## START Data for the task
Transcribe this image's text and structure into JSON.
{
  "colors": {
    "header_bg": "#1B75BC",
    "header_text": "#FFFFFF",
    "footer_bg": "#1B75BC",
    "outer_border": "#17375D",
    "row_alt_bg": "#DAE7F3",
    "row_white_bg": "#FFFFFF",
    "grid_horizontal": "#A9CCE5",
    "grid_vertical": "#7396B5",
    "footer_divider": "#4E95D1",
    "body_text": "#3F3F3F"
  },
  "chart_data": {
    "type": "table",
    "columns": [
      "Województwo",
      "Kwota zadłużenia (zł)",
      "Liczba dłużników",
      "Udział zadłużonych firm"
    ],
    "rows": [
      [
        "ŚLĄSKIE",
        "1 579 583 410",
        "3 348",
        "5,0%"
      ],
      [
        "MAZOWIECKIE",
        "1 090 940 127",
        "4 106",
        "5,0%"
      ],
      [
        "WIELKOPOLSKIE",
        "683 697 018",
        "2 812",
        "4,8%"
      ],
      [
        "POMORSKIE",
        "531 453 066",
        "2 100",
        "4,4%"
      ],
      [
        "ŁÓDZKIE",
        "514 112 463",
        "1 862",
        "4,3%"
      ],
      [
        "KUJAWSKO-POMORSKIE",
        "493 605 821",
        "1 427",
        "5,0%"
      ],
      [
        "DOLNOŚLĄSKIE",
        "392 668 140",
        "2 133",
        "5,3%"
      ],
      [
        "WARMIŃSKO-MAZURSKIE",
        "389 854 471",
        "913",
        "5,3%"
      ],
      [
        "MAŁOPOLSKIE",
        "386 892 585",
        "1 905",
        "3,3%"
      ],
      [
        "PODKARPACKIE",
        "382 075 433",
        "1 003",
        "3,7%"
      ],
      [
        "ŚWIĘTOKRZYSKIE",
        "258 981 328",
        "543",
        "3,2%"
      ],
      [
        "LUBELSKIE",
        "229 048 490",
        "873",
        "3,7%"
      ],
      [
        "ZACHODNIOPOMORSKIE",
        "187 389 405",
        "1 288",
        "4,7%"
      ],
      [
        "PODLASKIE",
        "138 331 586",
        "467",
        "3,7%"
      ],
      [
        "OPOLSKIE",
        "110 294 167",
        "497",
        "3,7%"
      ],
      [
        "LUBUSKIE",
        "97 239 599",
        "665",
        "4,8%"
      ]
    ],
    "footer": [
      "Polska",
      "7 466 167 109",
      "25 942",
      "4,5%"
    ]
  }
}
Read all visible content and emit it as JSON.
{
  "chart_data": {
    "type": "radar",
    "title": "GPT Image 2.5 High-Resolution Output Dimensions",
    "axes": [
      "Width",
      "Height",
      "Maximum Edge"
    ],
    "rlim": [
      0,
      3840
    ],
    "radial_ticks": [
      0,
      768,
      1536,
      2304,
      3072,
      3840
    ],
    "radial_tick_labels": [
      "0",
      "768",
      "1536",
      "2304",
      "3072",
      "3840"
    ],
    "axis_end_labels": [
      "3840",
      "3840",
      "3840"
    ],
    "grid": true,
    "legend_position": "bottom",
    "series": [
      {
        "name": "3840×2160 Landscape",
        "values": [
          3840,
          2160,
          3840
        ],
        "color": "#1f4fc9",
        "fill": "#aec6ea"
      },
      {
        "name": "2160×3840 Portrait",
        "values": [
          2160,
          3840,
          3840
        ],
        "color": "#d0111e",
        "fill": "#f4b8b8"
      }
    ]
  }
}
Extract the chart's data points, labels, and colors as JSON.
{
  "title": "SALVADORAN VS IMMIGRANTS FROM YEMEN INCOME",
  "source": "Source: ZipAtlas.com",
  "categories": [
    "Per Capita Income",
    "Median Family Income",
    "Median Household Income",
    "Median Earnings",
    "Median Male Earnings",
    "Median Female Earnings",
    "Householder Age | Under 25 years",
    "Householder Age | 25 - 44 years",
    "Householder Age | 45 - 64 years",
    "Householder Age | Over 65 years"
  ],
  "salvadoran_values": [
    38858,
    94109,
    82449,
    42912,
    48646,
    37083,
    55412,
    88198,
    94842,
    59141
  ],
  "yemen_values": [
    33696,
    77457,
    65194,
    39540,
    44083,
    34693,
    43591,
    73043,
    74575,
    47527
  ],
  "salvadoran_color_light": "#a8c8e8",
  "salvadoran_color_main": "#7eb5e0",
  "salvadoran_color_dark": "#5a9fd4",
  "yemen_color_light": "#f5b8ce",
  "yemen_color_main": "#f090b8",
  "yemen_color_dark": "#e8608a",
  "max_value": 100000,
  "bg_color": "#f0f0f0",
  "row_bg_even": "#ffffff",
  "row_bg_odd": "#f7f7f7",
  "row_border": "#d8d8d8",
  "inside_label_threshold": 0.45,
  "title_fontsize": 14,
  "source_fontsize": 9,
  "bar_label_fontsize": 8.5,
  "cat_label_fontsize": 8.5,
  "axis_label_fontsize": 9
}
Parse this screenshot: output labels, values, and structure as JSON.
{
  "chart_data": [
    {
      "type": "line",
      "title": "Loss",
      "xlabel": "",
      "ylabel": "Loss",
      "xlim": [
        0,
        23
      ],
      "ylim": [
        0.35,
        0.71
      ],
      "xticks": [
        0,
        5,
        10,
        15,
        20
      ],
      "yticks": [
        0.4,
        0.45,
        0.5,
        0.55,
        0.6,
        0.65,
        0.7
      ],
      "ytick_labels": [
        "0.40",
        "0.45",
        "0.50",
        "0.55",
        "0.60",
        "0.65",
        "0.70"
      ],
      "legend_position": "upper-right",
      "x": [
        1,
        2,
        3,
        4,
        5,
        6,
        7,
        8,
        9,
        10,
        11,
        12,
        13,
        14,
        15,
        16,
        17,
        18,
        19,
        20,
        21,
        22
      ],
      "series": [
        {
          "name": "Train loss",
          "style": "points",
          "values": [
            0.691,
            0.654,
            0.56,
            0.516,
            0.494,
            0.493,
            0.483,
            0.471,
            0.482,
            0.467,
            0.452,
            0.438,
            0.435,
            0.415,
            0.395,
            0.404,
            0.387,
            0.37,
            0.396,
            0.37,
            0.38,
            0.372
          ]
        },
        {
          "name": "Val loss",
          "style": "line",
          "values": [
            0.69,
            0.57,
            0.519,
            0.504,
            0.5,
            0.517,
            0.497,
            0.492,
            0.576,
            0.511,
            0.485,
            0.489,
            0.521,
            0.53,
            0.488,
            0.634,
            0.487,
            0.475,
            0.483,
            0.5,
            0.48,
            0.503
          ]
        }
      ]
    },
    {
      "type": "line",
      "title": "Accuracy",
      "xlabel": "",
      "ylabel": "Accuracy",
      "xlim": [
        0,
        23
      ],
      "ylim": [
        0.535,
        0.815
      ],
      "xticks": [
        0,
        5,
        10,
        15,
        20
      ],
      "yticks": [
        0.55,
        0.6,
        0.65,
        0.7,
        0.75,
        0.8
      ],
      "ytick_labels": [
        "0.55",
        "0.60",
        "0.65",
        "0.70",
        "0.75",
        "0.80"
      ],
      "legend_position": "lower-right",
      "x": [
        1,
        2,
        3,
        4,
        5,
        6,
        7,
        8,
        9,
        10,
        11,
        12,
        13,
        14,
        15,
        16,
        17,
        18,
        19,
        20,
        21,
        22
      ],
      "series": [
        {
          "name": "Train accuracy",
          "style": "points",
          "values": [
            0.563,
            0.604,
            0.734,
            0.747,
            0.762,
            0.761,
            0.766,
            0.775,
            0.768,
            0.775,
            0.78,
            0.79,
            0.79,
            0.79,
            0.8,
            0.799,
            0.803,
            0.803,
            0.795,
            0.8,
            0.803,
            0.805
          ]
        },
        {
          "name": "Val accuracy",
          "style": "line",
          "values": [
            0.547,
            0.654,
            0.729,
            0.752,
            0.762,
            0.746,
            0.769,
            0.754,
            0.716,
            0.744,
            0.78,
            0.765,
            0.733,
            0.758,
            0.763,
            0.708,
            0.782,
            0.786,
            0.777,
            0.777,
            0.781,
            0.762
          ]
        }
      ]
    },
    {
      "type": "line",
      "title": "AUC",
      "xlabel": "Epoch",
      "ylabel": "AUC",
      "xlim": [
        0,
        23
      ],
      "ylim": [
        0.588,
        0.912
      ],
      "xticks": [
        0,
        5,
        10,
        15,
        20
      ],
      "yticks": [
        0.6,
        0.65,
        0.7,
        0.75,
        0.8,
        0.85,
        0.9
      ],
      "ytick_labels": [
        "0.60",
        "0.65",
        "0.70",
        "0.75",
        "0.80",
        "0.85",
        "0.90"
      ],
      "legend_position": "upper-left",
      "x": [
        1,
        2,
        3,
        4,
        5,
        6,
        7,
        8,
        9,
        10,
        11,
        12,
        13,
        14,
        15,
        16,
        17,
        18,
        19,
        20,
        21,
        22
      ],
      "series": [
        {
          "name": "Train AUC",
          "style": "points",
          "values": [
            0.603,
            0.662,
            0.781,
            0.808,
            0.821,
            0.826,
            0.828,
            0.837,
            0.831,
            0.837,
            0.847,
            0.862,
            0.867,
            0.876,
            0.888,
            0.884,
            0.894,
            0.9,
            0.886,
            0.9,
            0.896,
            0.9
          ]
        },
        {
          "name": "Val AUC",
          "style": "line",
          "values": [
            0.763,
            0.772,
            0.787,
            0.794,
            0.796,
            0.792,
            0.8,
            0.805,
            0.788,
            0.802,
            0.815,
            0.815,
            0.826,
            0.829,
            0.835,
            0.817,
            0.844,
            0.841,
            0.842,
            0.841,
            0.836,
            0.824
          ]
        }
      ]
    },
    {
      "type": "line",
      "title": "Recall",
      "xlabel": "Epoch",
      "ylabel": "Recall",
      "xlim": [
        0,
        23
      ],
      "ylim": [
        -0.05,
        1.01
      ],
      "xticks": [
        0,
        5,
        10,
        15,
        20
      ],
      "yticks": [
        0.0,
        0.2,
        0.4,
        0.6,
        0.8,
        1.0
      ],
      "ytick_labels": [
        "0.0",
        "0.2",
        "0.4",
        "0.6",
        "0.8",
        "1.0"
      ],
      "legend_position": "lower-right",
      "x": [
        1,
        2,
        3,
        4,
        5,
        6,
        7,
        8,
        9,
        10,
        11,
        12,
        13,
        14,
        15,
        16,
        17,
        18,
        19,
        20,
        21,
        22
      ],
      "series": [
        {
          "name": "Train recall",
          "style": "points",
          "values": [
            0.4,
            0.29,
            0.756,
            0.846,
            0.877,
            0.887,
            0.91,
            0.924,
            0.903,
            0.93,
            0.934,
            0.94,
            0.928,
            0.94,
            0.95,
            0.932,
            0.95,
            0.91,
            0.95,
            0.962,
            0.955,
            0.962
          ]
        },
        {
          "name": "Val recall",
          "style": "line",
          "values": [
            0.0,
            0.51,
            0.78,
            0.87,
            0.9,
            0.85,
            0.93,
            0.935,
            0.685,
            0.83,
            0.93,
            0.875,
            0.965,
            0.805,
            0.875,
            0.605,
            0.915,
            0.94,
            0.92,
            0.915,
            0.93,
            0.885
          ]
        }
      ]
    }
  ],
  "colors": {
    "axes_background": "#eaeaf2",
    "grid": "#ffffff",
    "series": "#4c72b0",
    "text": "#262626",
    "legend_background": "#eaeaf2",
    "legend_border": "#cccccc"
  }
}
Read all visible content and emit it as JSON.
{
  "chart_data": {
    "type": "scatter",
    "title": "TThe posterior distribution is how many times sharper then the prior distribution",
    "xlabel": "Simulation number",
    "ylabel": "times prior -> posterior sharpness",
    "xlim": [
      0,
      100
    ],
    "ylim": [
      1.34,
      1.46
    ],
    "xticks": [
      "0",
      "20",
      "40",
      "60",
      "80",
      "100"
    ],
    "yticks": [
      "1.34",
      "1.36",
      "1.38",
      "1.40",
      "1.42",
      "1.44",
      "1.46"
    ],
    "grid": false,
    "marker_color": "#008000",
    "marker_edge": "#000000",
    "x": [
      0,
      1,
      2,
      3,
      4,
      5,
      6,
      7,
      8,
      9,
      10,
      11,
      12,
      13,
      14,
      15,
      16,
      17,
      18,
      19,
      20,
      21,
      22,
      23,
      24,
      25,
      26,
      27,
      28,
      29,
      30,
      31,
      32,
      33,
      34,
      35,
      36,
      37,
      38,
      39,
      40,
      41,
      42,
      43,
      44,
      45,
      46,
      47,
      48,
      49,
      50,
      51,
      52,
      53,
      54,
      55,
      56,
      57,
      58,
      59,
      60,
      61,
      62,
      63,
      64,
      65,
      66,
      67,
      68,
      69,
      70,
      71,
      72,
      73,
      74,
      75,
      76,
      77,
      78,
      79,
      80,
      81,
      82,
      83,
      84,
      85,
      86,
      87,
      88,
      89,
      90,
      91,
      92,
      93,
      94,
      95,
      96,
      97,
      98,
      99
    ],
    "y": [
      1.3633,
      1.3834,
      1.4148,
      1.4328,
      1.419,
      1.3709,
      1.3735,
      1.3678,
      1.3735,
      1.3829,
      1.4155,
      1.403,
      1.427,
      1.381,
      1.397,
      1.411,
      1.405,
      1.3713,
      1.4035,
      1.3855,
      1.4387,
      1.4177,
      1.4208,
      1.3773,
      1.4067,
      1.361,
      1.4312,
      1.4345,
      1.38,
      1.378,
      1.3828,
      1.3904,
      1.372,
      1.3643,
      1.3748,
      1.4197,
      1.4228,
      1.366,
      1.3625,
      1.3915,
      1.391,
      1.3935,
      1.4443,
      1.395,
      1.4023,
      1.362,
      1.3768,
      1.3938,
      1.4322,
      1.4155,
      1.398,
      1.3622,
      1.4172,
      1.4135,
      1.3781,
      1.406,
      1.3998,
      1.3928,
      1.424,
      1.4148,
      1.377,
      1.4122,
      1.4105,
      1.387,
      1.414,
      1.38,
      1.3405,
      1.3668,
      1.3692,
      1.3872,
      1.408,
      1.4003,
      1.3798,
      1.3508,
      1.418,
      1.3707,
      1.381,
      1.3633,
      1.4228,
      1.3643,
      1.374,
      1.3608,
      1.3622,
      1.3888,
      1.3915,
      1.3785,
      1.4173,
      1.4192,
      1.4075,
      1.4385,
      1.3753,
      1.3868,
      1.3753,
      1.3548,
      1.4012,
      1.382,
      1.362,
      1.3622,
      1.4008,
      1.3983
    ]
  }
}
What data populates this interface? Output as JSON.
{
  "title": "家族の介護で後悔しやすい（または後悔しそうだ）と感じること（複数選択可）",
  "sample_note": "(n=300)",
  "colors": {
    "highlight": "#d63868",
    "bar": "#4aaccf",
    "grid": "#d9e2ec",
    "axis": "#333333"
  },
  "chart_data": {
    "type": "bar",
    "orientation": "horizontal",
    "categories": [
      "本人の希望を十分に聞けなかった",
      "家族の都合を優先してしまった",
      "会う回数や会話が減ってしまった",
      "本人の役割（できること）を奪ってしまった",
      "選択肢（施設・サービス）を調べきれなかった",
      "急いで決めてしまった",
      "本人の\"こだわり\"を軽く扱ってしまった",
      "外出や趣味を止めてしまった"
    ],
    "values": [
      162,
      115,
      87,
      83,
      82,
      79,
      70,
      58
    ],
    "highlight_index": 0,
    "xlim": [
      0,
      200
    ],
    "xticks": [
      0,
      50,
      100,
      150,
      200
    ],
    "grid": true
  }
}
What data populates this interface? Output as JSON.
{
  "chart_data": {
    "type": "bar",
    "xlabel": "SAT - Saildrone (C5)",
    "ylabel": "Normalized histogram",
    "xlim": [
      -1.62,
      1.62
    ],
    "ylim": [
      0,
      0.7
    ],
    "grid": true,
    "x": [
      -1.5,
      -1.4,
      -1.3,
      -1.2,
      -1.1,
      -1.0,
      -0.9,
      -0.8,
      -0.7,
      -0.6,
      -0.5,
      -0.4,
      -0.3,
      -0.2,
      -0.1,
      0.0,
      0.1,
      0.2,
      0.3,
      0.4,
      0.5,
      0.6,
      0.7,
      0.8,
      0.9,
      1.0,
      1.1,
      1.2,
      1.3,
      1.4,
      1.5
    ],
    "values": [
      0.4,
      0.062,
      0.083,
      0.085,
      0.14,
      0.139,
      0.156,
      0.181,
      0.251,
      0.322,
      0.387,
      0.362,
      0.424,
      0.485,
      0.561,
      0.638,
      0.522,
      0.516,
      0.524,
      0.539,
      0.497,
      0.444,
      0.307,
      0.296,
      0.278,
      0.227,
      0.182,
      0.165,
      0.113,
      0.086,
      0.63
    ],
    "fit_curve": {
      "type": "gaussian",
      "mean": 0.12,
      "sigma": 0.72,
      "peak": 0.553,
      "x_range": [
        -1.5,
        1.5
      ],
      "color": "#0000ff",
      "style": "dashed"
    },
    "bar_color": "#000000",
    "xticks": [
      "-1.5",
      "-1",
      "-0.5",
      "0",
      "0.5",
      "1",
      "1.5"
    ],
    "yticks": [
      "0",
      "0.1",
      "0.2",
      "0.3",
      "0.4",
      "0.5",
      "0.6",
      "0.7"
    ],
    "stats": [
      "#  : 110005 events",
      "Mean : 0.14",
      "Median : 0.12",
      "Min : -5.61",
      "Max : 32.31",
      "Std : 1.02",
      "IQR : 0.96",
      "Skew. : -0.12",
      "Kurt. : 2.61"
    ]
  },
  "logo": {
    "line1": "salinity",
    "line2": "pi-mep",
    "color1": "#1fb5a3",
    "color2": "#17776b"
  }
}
## END Data for the task
Direction
Work out how many lines of the listing above include "this". Answer with the number and nothing more.

Task response
4